▶ **MATERIAL FOR THIS EXERCISE**
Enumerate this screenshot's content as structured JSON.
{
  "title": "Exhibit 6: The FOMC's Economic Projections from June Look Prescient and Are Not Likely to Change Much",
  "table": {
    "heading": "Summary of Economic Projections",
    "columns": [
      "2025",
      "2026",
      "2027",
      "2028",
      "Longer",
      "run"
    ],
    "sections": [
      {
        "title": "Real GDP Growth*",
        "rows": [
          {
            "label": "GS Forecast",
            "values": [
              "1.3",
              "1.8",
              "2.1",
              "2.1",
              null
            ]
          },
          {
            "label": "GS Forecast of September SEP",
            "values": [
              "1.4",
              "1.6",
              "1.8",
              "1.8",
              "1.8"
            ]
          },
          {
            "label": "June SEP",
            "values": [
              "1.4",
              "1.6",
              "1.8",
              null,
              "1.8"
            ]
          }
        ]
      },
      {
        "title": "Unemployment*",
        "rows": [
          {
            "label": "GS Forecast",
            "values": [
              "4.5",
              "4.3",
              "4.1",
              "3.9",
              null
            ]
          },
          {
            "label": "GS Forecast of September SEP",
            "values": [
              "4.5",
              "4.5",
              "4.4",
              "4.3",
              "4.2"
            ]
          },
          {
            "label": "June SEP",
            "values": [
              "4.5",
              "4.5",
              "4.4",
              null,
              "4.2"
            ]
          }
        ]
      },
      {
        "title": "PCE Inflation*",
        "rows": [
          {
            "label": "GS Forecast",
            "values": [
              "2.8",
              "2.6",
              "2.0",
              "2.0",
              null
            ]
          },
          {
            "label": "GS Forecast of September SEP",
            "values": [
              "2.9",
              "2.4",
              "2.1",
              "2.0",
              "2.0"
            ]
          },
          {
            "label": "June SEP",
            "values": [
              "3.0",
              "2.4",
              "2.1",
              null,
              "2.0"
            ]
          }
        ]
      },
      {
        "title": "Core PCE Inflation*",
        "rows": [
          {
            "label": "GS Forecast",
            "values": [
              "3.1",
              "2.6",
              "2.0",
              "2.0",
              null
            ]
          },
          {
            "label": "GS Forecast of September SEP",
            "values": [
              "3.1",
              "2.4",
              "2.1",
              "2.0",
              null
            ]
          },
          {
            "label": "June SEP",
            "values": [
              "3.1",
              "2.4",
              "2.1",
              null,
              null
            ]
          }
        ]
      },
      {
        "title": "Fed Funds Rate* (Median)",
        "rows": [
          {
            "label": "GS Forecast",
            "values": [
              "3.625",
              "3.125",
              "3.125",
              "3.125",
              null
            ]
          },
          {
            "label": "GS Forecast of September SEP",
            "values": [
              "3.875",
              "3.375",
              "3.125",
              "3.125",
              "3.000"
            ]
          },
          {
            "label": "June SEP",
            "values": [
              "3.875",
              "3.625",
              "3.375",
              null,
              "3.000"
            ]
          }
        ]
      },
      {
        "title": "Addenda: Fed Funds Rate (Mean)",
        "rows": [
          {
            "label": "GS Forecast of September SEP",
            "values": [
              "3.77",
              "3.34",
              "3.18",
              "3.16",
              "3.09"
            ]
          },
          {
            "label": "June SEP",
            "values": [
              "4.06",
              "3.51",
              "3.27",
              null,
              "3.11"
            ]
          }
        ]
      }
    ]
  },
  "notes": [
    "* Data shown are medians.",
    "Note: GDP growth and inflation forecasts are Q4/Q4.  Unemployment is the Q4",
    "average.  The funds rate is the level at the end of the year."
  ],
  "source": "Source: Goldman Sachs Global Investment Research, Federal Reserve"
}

▶ **WRITTEN PROBLEM**
Your task is to extract all of the records exactly.

▶ **TASK SOLUTION**
Enumerate this screenshot's content as structured JSON.
{
  "title": "Exhibit 6: The FOMC's Economic Projections from June Look Prescient and Are Not Likely to Change Much",
  "table": {
    "heading": "Summary of Economic Projections",
    "columns": [
      "2025",
      "2026",
      "2027",
      "2028",
      "Longer",
      "run"
    ],
    "sections": [
      {
        "title": "Real GDP Growth*",
        "rows": [
          {
            "label": "GS Forecast",
            "values": [
              "1.3",
              "1.8",
              "2.1",
              "2.1",
              null
            ]
          },
          {
            "label": "GS Forecast of September SEP",
            "values": [
              "1.4",
              "1.6",
              "1.8",
              "1.8",
              "1.8"
            ]
          },
          {
            "label": "June SEP",
            "values": [
              "1.4",
              "1.6",
              "1.8",
              null,
              "1.8"
            ]
          }
        ]
      },
      {
        "title": "Unemployment*",
        "rows": [
          {
            "label": "GS Forecast",
            "values": [
              "4.5",
              "4.3",
              "4.1",
              "3.9",
              null
            ]
          },
          {
            "label": "GS Forecast of September SEP",
            "values": [
              "4.5",
              "4.5",
              "4.4",
              "4.3",
              "4.2"
            ]
          },
          {
            "label": "June SEP",
            "values": [
              "4.5",
              "4.5",
              "4.4",
              null,
              "4.2"
            ]
          }
        ]
      },
      {
        "title": "PCE Inflation*",
        "rows": [
          {
            "label": "GS Forecast",
            "values": [
              "2.8",
              "2.6",
              "2.0",
              "2.0",
              null
            ]
          },
          {
            "label": "GS Forecast of September SEP",
            "values": [
              "2.9",
              "2.4",
              "2.1",
              "2.0",
              "2.0"
            ]
          },
          {
            "label": "June SEP",
            "values": [
              "3.0",
              "2.4",
              "2.1",
              null,
              "2.0"
            ]
          }
        ]
      },
      {
        "title": "Core PCE Inflation*",
        "rows": [
          {
            "label": "GS Forecast",
            "values": [
              "3.1",
              "2.6",
              "2.0",
              "2.0",
              null
            ]
          },
          {
            "label": "GS Forecast of September SEP",
            "values": [
              "3.1",
              "2.4",
              "2.1",
              "2.0",
              null
            ]
          },
          {
            "label": "June SEP",
            "values": [
              "3.1",
              "2.4",
              "2.1",
              null,
              null
            ]
          }
        ]
      },
      {
        "title": "Fed Funds Rate* (Median)",
        "rows": [
          {
            "label": "GS Forecast",
            "values": [
              "3.625",
              "3.125",
              "3.125",
              "3.125",
              null
            ]
          },
          {
            "label": "GS Forecast of September SEP",
            "values": [
              "3.875",
              "3.375",
              "3.125",
              "3.125",
              "3.000"
            ]
          },
          {
            "label": "June SEP",
            "values": [
              "3.875",
              "3.625",
              "3.375",
              null,
              "3.000"
            ]
          }
        ]
      },
      {
        "title": "Addenda: Fed Funds Rate (Mean)",
        "rows": [
          {
            "label": "GS Forecast of September SEP",
            "values": [
              "3.77",
              "3.34",
              "3.18",
              "3.16",
              "3.09"
            ]
          },
          {
            "label": "June SEP",
            "values": [
              "4.06",
              "3.51",
              "3.27",
              null,
              "3.11"
            ]
          }
        ]
      }
    ]
  },
  "notes": [
    "* Data shown are medians.",
    "Note: GDP growth and inflation forecasts are Q4/Q4.  Unemployment is the Q4",
    "average.  The funds rate is the level at the end of the year."
  ],
  "source": "Source: Goldman Sachs Global Investment Research, Federal Reserve"
}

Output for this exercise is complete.